» RECORDS SUPPLIED
>>>>

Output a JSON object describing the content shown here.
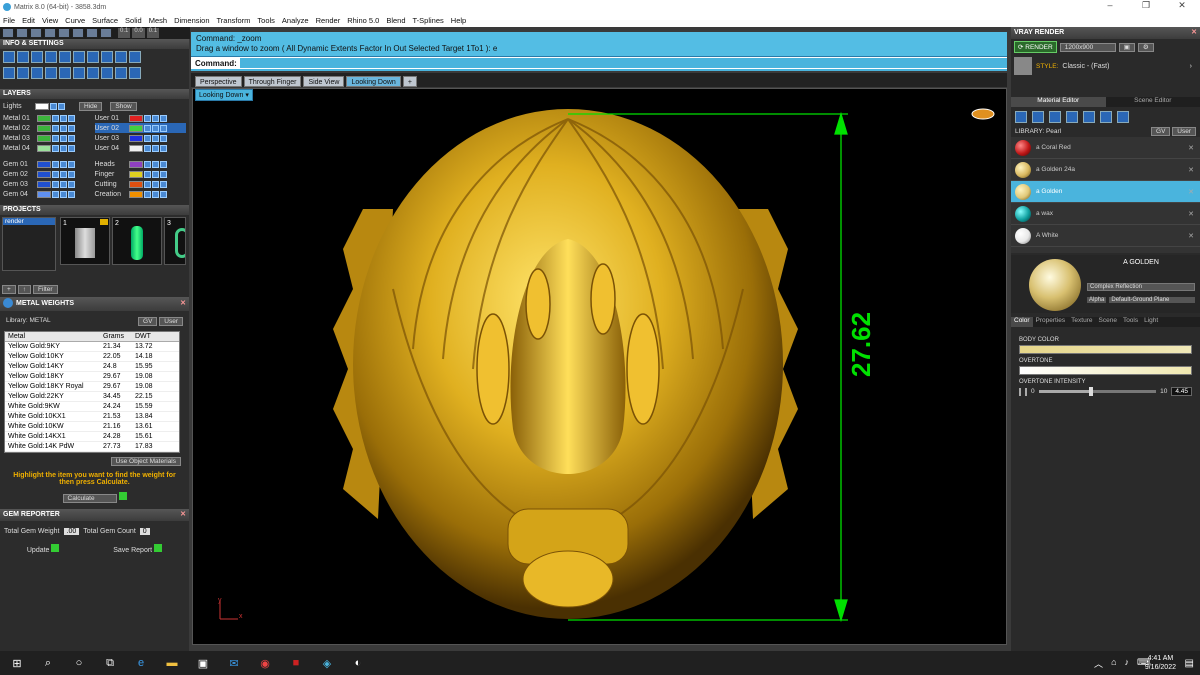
{
  "window": {
    "title": "Matrix 8.0 (64-bit) - 3858.3dm",
    "min": "–",
    "max": "❐",
    "close": "✕"
  },
  "menu": [
    "File",
    "Edit",
    "View",
    "Curve",
    "Surface",
    "Solid",
    "Mesh",
    "Dimension",
    "Transform",
    "Tools",
    "Analyze",
    "Render",
    "Rhino 5.0",
    "Blend",
    "T-Splines",
    "Help"
  ],
  "toolstrip": {
    "field1": "0.1",
    "field2": "0.0",
    "field3": "0.1"
  },
  "info_settings": {
    "title": "INFO & SETTINGS"
  },
  "layers": {
    "title": "LAYERS",
    "lights": "Lights",
    "hide": "Hide",
    "show": "Show",
    "left": [
      {
        "name": "Metal 01",
        "color": "#3cb43c"
      },
      {
        "name": "Metal 02",
        "color": "#3cb43c"
      },
      {
        "name": "Metal 03",
        "color": "#3cb43c"
      },
      {
        "name": "Metal 04",
        "color": "#9ce09c"
      },
      {
        "name": "Gem 01",
        "color": "#2050d0"
      },
      {
        "name": "Gem 02",
        "color": "#2050d0"
      },
      {
        "name": "Gem 03",
        "color": "#2050d0"
      },
      {
        "name": "Gem 04",
        "color": "#6090f0"
      }
    ],
    "right": [
      {
        "name": "User 01",
        "color": "#e02020"
      },
      {
        "name": "User 02",
        "color": "#40d040"
      },
      {
        "name": "User 03",
        "color": "#2030e0"
      },
      {
        "name": "User 04",
        "color": "#f0f0f0"
      },
      {
        "name": "Heads",
        "color": "#9040c0"
      },
      {
        "name": "Finger",
        "color": "#e0d020"
      },
      {
        "name": "Cutting",
        "color": "#e05010"
      },
      {
        "name": "Creation",
        "color": "#f09000"
      }
    ]
  },
  "projects": {
    "title": "PROJECTS",
    "item": "render",
    "thumbs": [
      "1",
      "2",
      "3"
    ],
    "filter": "Filter"
  },
  "metal_weights": {
    "title": "METAL WEIGHTS",
    "library": "Library: METAL",
    "gv": "GV",
    "user": "User",
    "headers": [
      "Metal",
      "Grams",
      "DWT"
    ],
    "rows": [
      [
        "Yellow Gold:9KY",
        "21.34",
        "13.72"
      ],
      [
        "Yellow Gold:10KY",
        "22.05",
        "14.18"
      ],
      [
        "Yellow Gold:14KY",
        "24.8",
        "15.95"
      ],
      [
        "Yellow Gold:18KY",
        "29.67",
        "19.08"
      ],
      [
        "Yellow Gold:18KY Royal",
        "29.67",
        "19.08"
      ],
      [
        "Yellow Gold:22KY",
        "34.45",
        "22.15"
      ],
      [
        "White Gold:9KW",
        "24.24",
        "15.59"
      ],
      [
        "White Gold:10KX1",
        "21.53",
        "13.84"
      ],
      [
        "White Gold:10KW",
        "21.16",
        "13.61"
      ],
      [
        "White Gold:14KX1",
        "24.28",
        "15.61"
      ],
      [
        "White Gold:14K PdW",
        "27.73",
        "17.83"
      ]
    ],
    "use_object": "Use Object Materials",
    "hint": "Highlight the item you want to find the weight for then press Calculate.",
    "calculate": "Calculate"
  },
  "gem_reporter": {
    "title": "GEM REPORTER",
    "total_weight_label": "Total Gem Weight",
    "total_weight": ".00",
    "total_count_label": "Total Gem Count",
    "total_count": "0",
    "update": "Update",
    "save_report": "Save Report"
  },
  "command": {
    "line1": "Command: _zoom",
    "line2": "Drag a window to zoom ( All  Dynamic  Extents  Factor  In  Out  Selected  Target  1To1 ): e",
    "label": "Command:"
  },
  "viewtabs": [
    "Perspective",
    "Through Finger",
    "Side View",
    "Looking Down",
    "+"
  ],
  "active_view": "Looking Down",
  "dimension": "27.62",
  "axis": {
    "y": "y",
    "x": "x"
  },
  "vray": {
    "title": "VRAY RENDER",
    "render": "RENDER",
    "resolution": "1200x900",
    "style_label": "STYLE:",
    "style": "Classic - (Fast)",
    "tabs": [
      "Material Editor",
      "Scene Editor"
    ],
    "library": "LIBRARY: Pearl",
    "gv": "GV",
    "user": "User",
    "materials": [
      {
        "name": "a Coral Red",
        "color": "#c01818"
      },
      {
        "name": "a Golden 24a",
        "color": "#d8b860"
      },
      {
        "name": "a Golden",
        "color": "#e0c878"
      },
      {
        "name": "a wax",
        "color": "#10a0a0"
      },
      {
        "name": "A White",
        "color": "#e8e8e8"
      }
    ],
    "selected": "A GOLDEN",
    "reflection": "Complex Reflection",
    "alpha": "Alpha",
    "ground": "Default-Ground Plane",
    "prop_tabs": [
      "Color",
      "Properties",
      "Texture",
      "Scene",
      "Tools",
      "Light"
    ],
    "body_color": "BODY COLOR",
    "overtone": "OVERTONE",
    "overtone_intensity": "OVERTONE INTENSITY",
    "intensity_min": "0",
    "intensity_max": "10",
    "intensity_value": "4.45",
    "intensity_fraction": 0.445
  },
  "taskbar": {
    "time": "4:41 AM",
    "date": "9/16/2022"
  },
  "colors": {
    "accent": "#4ab4dd",
    "gold": "#d4a820",
    "dim": "#00e000"
  }
}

<<<<

» SET PROBLEM
Repeat the material above in full and unchanged, minus its images.

» FINAL ANSWER
Output a JSON object describing the content shown here.
{
  "window": {
    "title": "Matrix 8.0 (64-bit) - 3858.3dm",
    "min": "–",
    "max": "❐",
    "close": "✕"
  },
  "menu": [
    "File",
    "Edit",
    "View",
    "Curve",
    "Surface",
    "Solid",
    "Mesh",
    "Dimension",
    "Transform",
    "Tools",
    "Analyze",
    "Render",
    "Rhino 5.0",
    "Blend",
    "T-Splines",
    "Help"
  ],
  "toolstrip": {
    "field1": "0.1",
    "field2": "0.0",
    "field3": "0.1"
  },
  "info_settings": {
    "title": "INFO & SETTINGS"
  },
  "layers": {
    "title": "LAYERS",
    "lights": "Lights",
    "hide": "Hide",
    "show": "Show",
    "left": [
      {
        "name": "Metal 01",
        "color": "#3cb43c"
      },
      {
        "name": "Metal 02",
        "color": "#3cb43c"
      },
      {
        "name": "Metal 03",
        "color": "#3cb43c"
      },
      {
        "name": "Metal 04",
        "color": "#9ce09c"
      },
      {
        "name": "Gem 01",
        "color": "#2050d0"
      },
      {
        "name": "Gem 02",
        "color": "#2050d0"
      },
      {
        "name": "Gem 03",
        "color": "#2050d0"
      },
      {
        "name": "Gem 04",
        "color": "#6090f0"
      }
    ],
    "right": [
      {
        "name": "User 01",
        "color": "#e02020"
      },
      {
        "name": "User 02",
        "color": "#40d040"
      },
      {
        "name": "User 03",
        "color": "#2030e0"
      },
      {
        "name": "User 04",
        "color": "#f0f0f0"
      },
      {
        "name": "Heads",
        "color": "#9040c0"
      },
      {
        "name": "Finger",
        "color": "#e0d020"
      },
      {
        "name": "Cutting",
        "color": "#e05010"
      },
      {
        "name": "Creation",
        "color": "#f09000"
      }
    ]
  },
  "projects": {
    "title": "PROJECTS",
    "item": "render",
    "thumbs": [
      "1",
      "2",
      "3"
    ],
    "filter": "Filter"
  },
  "metal_weights": {
    "title": "METAL WEIGHTS",
    "library": "Library: METAL",
    "gv": "GV",
    "user": "User",
    "headers": [
      "Metal",
      "Grams",
      "DWT"
    ],
    "rows": [
      [
        "Yellow Gold:9KY",
        "21.34",
        "13.72"
      ],
      [
        "Yellow Gold:10KY",
        "22.05",
        "14.18"
      ],
      [
        "Yellow Gold:14KY",
        "24.8",
        "15.95"
      ],
      [
        "Yellow Gold:18KY",
        "29.67",
        "19.08"
      ],
      [
        "Yellow Gold:18KY Royal",
        "29.67",
        "19.08"
      ],
      [
        "Yellow Gold:22KY",
        "34.45",
        "22.15"
      ],
      [
        "White Gold:9KW",
        "24.24",
        "15.59"
      ],
      [
        "White Gold:10KX1",
        "21.53",
        "13.84"
      ],
      [
        "White Gold:10KW",
        "21.16",
        "13.61"
      ],
      [
        "White Gold:14KX1",
        "24.28",
        "15.61"
      ],
      [
        "White Gold:14K PdW",
        "27.73",
        "17.83"
      ]
    ],
    "use_object": "Use Object Materials",
    "hint": "Highlight the item you want to find the weight for then press Calculate.",
    "calculate": "Calculate"
  },
  "gem_reporter": {
    "title": "GEM REPORTER",
    "total_weight_label": "Total Gem Weight",
    "total_weight": ".00",
    "total_count_label": "Total Gem Count",
    "total_count": "0",
    "update": "Update",
    "save_report": "Save Report"
  },
  "command": {
    "line1": "Command: _zoom",
    "line2": "Drag a window to zoom ( All  Dynamic  Extents  Factor  In  Out  Selected  Target  1To1 ): e",
    "label": "Command:"
  },
  "viewtabs": [
    "Perspective",
    "Through Finger",
    "Side View",
    "Looking Down",
    "+"
  ],
  "active_view": "Looking Down",
  "dimension": "27.62",
  "axis": {
    "y": "y",
    "x": "x"
  },
  "vray": {
    "title": "VRAY RENDER",
    "render": "RENDER",
    "resolution": "1200x900",
    "style_label": "STYLE:",
    "style": "Classic - (Fast)",
    "tabs": [
      "Material Editor",
      "Scene Editor"
    ],
    "library": "LIBRARY: Pearl",
    "gv": "GV",
    "user": "User",
    "materials": [
      {
        "name": "a Coral Red",
        "color": "#c01818"
      },
      {
        "name": "a Golden 24a",
        "color": "#d8b860"
      },
      {
        "name": "a Golden",
        "color": "#e0c878"
      },
      {
        "name": "a wax",
        "color": "#10a0a0"
      },
      {
        "name": "A White",
        "color": "#e8e8e8"
      }
    ],
    "selected": "A GOLDEN",
    "reflection": "Complex Reflection",
    "alpha": "Alpha",
    "ground": "Default-Ground Plane",
    "prop_tabs": [
      "Color",
      "Properties",
      "Texture",
      "Scene",
      "Tools",
      "Light"
    ],
    "body_color": "BODY COLOR",
    "overtone": "OVERTONE",
    "overtone_intensity": "OVERTONE INTENSITY",
    "intensity_min": "0",
    "intensity_max": "10",
    "intensity_value": "4.45",
    "intensity_fraction": 0.445
  },
  "taskbar": {
    "time": "4:41 AM",
    "date": "9/16/2022"
  },
  "colors": {
    "accent": "#4ab4dd",
    "gold": "#d4a820",
    "dim": "#00e000"
  }
}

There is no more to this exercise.